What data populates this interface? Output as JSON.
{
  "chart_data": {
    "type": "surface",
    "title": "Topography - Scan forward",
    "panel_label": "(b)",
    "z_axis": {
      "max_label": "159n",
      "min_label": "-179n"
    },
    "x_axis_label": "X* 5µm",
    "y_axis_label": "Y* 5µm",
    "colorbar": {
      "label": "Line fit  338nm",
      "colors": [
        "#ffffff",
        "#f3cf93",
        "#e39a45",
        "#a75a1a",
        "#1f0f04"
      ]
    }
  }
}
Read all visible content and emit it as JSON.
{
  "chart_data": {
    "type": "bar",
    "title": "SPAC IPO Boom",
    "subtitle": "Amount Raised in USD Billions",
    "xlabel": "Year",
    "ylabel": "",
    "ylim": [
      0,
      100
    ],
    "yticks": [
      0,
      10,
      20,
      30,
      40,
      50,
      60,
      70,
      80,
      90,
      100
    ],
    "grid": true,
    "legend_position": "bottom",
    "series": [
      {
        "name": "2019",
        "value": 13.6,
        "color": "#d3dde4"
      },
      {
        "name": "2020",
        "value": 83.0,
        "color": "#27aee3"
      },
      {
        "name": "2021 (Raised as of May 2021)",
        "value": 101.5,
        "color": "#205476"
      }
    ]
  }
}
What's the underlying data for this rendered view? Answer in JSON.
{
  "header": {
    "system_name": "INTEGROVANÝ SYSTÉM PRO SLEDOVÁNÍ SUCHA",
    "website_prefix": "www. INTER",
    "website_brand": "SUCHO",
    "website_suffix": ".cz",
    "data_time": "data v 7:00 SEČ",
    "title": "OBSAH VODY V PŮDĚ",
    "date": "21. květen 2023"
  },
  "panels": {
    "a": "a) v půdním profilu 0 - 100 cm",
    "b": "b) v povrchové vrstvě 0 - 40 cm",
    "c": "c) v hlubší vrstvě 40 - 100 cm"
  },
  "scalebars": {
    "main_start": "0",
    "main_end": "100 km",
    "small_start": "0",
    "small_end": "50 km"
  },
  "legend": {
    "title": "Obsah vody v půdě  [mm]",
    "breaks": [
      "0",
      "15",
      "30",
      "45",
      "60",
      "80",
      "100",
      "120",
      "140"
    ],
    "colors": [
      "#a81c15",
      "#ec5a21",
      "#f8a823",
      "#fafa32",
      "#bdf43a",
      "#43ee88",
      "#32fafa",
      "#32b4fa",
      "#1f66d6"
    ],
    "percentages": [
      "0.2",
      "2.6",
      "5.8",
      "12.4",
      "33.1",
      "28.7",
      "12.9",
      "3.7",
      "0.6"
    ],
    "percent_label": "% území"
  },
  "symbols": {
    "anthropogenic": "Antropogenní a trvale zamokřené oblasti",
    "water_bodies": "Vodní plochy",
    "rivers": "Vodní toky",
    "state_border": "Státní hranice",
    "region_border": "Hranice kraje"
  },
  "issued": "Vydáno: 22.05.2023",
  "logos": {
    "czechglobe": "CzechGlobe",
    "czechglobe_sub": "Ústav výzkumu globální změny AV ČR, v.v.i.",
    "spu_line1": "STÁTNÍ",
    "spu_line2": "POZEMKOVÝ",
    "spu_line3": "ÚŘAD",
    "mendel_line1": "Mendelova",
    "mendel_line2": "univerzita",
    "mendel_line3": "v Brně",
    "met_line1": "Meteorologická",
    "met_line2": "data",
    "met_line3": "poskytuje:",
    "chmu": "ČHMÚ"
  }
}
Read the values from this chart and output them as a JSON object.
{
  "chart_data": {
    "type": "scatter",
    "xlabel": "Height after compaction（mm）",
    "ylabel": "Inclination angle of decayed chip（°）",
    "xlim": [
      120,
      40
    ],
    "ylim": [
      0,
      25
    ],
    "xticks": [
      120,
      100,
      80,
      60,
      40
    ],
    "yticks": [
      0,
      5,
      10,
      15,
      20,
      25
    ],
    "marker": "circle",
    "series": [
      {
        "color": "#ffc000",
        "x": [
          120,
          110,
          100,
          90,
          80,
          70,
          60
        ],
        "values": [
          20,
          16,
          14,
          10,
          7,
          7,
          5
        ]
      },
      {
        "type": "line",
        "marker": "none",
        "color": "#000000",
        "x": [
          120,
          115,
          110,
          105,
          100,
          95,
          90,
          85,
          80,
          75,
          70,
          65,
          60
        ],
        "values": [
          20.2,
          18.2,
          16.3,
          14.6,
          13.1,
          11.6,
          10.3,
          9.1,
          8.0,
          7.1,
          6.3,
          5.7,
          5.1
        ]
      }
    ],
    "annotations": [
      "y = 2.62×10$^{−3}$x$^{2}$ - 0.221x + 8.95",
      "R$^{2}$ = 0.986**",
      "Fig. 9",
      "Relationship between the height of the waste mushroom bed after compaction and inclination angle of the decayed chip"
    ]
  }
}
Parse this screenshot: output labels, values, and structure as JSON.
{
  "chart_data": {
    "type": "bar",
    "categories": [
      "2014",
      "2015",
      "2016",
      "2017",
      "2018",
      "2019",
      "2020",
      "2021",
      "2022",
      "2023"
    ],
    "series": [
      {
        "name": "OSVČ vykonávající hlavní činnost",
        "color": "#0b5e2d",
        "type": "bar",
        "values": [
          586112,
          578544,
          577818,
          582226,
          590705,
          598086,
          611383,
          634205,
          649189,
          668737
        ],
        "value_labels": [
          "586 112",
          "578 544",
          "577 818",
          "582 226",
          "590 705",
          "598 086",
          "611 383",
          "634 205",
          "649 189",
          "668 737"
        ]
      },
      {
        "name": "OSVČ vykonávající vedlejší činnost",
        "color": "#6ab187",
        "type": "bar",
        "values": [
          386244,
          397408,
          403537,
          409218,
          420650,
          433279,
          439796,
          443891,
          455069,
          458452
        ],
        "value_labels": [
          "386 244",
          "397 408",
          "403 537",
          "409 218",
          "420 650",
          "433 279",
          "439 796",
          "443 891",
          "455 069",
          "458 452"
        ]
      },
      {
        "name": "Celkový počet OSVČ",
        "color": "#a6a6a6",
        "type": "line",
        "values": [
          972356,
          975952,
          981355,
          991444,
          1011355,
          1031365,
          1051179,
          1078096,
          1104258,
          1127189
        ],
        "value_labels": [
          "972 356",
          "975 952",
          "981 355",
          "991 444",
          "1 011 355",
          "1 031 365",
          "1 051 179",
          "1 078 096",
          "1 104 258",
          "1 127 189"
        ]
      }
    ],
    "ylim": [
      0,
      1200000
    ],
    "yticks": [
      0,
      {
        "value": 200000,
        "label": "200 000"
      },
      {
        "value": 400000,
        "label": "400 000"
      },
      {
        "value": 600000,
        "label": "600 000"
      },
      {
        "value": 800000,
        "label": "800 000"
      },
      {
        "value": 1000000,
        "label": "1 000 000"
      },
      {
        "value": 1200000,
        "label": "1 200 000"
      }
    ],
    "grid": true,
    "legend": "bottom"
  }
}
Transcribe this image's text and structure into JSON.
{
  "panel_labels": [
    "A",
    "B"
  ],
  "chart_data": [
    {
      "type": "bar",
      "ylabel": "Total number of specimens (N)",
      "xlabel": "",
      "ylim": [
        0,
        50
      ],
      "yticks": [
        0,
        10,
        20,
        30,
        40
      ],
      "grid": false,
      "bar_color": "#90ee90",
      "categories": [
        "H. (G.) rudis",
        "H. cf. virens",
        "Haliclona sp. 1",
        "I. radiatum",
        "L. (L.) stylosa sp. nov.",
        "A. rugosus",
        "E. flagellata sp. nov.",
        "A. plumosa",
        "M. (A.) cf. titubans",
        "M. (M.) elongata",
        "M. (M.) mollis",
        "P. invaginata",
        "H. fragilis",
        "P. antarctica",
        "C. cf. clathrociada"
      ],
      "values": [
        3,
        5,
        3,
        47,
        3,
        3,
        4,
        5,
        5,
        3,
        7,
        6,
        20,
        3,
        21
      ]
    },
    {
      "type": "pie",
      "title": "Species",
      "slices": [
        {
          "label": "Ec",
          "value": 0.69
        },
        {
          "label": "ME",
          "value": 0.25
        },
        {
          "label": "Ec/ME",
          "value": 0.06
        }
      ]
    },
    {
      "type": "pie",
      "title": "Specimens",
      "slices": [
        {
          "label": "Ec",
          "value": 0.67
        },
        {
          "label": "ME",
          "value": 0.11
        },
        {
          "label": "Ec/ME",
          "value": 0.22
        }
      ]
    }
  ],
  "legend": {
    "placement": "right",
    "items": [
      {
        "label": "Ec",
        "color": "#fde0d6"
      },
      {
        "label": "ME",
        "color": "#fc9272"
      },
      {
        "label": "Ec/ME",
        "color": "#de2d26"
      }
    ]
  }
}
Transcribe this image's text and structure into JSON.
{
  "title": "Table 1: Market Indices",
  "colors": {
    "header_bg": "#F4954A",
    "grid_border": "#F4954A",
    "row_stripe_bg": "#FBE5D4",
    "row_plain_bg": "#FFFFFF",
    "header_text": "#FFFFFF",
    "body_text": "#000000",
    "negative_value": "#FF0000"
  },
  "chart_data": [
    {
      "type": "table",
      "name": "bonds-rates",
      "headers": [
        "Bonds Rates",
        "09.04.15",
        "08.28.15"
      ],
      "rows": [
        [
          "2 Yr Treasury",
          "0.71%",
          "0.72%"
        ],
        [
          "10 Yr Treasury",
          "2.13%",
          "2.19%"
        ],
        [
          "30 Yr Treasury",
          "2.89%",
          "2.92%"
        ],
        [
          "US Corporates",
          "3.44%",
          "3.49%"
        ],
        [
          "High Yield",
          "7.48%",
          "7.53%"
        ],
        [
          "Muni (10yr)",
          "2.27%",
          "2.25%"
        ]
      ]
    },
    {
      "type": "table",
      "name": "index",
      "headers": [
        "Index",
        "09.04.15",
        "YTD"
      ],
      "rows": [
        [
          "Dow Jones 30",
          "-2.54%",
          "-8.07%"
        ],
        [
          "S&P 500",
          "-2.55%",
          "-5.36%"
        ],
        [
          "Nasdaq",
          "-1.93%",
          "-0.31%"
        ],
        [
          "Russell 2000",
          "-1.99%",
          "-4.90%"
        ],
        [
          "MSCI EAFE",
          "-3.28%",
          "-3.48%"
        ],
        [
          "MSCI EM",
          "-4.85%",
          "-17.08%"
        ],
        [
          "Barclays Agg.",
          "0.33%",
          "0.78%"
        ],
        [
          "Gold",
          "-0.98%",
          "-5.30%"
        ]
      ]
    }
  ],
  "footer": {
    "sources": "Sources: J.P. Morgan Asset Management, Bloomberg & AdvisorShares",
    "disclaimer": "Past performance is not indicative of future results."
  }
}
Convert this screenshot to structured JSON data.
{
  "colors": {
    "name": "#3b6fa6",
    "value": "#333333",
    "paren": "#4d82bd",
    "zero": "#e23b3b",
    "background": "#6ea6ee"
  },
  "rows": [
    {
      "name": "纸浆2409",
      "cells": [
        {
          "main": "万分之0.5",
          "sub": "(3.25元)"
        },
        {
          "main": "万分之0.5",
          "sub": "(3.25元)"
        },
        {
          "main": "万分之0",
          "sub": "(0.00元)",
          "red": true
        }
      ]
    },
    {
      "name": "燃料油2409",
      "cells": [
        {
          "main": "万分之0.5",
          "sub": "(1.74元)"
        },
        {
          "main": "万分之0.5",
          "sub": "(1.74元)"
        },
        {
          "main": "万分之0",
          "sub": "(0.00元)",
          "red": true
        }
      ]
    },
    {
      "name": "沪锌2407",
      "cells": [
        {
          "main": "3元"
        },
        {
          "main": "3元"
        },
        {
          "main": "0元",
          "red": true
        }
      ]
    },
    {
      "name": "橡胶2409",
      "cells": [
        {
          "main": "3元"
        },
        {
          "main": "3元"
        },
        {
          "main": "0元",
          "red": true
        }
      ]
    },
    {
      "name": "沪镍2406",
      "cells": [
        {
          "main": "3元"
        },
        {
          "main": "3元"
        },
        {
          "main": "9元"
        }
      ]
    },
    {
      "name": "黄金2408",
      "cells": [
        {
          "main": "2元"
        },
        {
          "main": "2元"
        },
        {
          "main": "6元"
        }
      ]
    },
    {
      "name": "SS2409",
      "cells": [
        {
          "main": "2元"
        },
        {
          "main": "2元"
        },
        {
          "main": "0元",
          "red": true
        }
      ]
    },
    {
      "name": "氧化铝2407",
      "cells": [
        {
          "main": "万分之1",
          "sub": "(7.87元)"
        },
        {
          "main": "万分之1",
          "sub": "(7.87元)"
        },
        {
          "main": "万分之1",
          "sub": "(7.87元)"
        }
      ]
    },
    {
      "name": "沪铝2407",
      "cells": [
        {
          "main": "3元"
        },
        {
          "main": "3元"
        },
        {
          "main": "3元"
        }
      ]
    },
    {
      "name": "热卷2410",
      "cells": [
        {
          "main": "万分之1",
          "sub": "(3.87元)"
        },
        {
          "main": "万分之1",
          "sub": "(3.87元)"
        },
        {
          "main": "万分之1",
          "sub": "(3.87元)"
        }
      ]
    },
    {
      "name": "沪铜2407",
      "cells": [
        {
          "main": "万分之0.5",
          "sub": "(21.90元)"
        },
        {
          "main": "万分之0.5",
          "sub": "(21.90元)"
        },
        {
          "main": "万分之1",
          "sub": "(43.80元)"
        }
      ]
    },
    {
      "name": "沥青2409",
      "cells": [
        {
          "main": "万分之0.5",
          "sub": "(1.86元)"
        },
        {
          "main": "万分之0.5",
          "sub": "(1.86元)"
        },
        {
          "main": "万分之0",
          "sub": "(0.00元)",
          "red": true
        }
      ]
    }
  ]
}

__________

Select every line of the records holding the string "ylabel".

SOLUTION TO THE EXERCISE:
    "ylabel": "",
    "ylabel": "Inclination angle of decayed chip（°）",
      "ylabel": "Total number of specimens (N)",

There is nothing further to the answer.